## begin PROVIDED INFORMATION
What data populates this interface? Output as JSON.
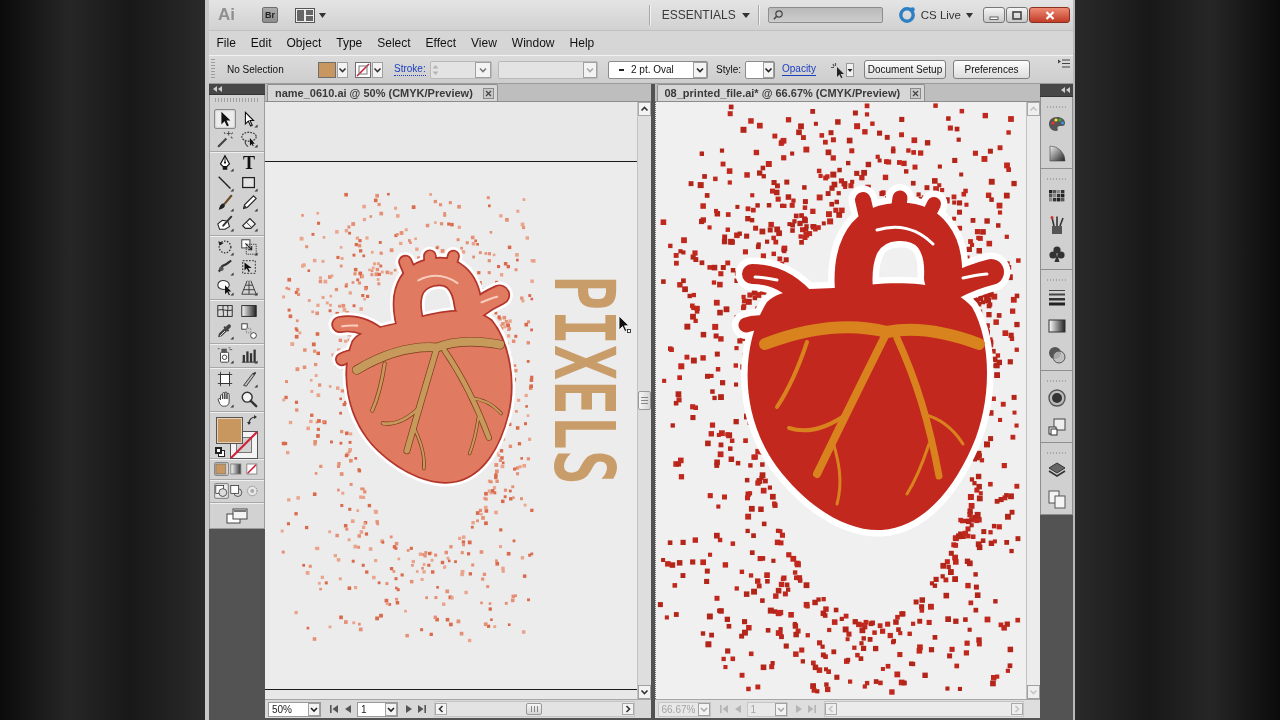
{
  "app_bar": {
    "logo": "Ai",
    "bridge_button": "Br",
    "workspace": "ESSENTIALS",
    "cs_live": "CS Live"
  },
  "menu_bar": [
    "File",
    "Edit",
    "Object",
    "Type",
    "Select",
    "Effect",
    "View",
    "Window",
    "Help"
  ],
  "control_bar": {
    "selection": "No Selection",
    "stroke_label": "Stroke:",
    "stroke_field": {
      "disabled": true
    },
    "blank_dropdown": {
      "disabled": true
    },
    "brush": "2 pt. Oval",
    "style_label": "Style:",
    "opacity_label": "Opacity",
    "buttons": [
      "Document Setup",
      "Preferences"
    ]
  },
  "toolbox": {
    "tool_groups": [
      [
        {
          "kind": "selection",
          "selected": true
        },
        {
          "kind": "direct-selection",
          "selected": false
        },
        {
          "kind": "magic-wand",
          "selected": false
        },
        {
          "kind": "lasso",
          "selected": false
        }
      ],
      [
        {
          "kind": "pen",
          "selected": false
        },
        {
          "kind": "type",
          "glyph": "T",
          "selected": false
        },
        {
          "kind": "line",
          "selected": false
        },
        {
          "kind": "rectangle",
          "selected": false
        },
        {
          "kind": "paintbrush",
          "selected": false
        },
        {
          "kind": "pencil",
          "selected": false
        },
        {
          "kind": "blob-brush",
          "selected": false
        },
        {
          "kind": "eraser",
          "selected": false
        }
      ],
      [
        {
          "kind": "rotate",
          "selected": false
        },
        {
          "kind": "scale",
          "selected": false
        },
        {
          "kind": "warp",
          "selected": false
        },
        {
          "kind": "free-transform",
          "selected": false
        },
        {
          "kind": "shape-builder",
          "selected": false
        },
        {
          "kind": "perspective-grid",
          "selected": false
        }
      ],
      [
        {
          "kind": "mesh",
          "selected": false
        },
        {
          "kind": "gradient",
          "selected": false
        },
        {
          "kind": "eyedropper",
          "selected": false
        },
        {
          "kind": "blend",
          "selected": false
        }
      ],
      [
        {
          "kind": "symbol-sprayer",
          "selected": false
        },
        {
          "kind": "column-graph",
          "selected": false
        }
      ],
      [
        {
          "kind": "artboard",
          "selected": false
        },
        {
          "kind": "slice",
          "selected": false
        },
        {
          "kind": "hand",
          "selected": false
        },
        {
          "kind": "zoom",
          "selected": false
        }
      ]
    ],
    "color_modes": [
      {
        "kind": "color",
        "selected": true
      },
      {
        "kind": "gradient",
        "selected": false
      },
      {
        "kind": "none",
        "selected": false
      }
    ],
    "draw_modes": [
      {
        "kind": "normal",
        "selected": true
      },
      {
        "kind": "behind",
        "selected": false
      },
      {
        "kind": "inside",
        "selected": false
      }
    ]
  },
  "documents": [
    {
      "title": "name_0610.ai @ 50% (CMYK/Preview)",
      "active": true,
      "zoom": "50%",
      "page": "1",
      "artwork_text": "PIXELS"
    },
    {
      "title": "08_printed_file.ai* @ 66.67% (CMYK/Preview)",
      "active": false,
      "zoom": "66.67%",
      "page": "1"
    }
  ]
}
## end PROVIDED INFORMATION
WORK TO BE COMPLETED
Transcribe the full listing above exactly as it stands, minus the pictures.

IN RESPONSE
What data populates this interface? Output as JSON.
{
  "app_bar": {
    "logo": "Ai",
    "bridge_button": "Br",
    "workspace": "ESSENTIALS",
    "cs_live": "CS Live"
  },
  "menu_bar": [
    "File",
    "Edit",
    "Object",
    "Type",
    "Select",
    "Effect",
    "View",
    "Window",
    "Help"
  ],
  "control_bar": {
    "selection": "No Selection",
    "stroke_label": "Stroke:",
    "stroke_field": {
      "disabled": true
    },
    "blank_dropdown": {
      "disabled": true
    },
    "brush": "2 pt. Oval",
    "style_label": "Style:",
    "opacity_label": "Opacity",
    "buttons": [
      "Document Setup",
      "Preferences"
    ]
  },
  "toolbox": {
    "tool_groups": [
      [
        {
          "kind": "selection",
          "selected": true
        },
        {
          "kind": "direct-selection",
          "selected": false
        },
        {
          "kind": "magic-wand",
          "selected": false
        },
        {
          "kind": "lasso",
          "selected": false
        }
      ],
      [
        {
          "kind": "pen",
          "selected": false
        },
        {
          "kind": "type",
          "glyph": "T",
          "selected": false
        },
        {
          "kind": "line",
          "selected": false
        },
        {
          "kind": "rectangle",
          "selected": false
        },
        {
          "kind": "paintbrush",
          "selected": false
        },
        {
          "kind": "pencil",
          "selected": false
        },
        {
          "kind": "blob-brush",
          "selected": false
        },
        {
          "kind": "eraser",
          "selected": false
        }
      ],
      [
        {
          "kind": "rotate",
          "selected": false
        },
        {
          "kind": "scale",
          "selected": false
        },
        {
          "kind": "warp",
          "selected": false
        },
        {
          "kind": "free-transform",
          "selected": false
        },
        {
          "kind": "shape-builder",
          "selected": false
        },
        {
          "kind": "perspective-grid",
          "selected": false
        }
      ],
      [
        {
          "kind": "mesh",
          "selected": false
        },
        {
          "kind": "gradient",
          "selected": false
        },
        {
          "kind": "eyedropper",
          "selected": false
        },
        {
          "kind": "blend",
          "selected": false
        }
      ],
      [
        {
          "kind": "symbol-sprayer",
          "selected": false
        },
        {
          "kind": "column-graph",
          "selected": false
        }
      ],
      [
        {
          "kind": "artboard",
          "selected": false
        },
        {
          "kind": "slice",
          "selected": false
        },
        {
          "kind": "hand",
          "selected": false
        },
        {
          "kind": "zoom",
          "selected": false
        }
      ]
    ],
    "color_modes": [
      {
        "kind": "color",
        "selected": true
      },
      {
        "kind": "gradient",
        "selected": false
      },
      {
        "kind": "none",
        "selected": false
      }
    ],
    "draw_modes": [
      {
        "kind": "normal",
        "selected": true
      },
      {
        "kind": "behind",
        "selected": false
      },
      {
        "kind": "inside",
        "selected": false
      }
    ]
  },
  "documents": [
    {
      "title": "name_0610.ai @ 50% (CMYK/Preview)",
      "active": true,
      "zoom": "50%",
      "page": "1",
      "artwork_text": "PIXELS"
    },
    {
      "title": "08_printed_file.ai* @ 66.67% (CMYK/Preview)",
      "active": false,
      "zoom": "66.67%",
      "page": "1"
    }
  ]
}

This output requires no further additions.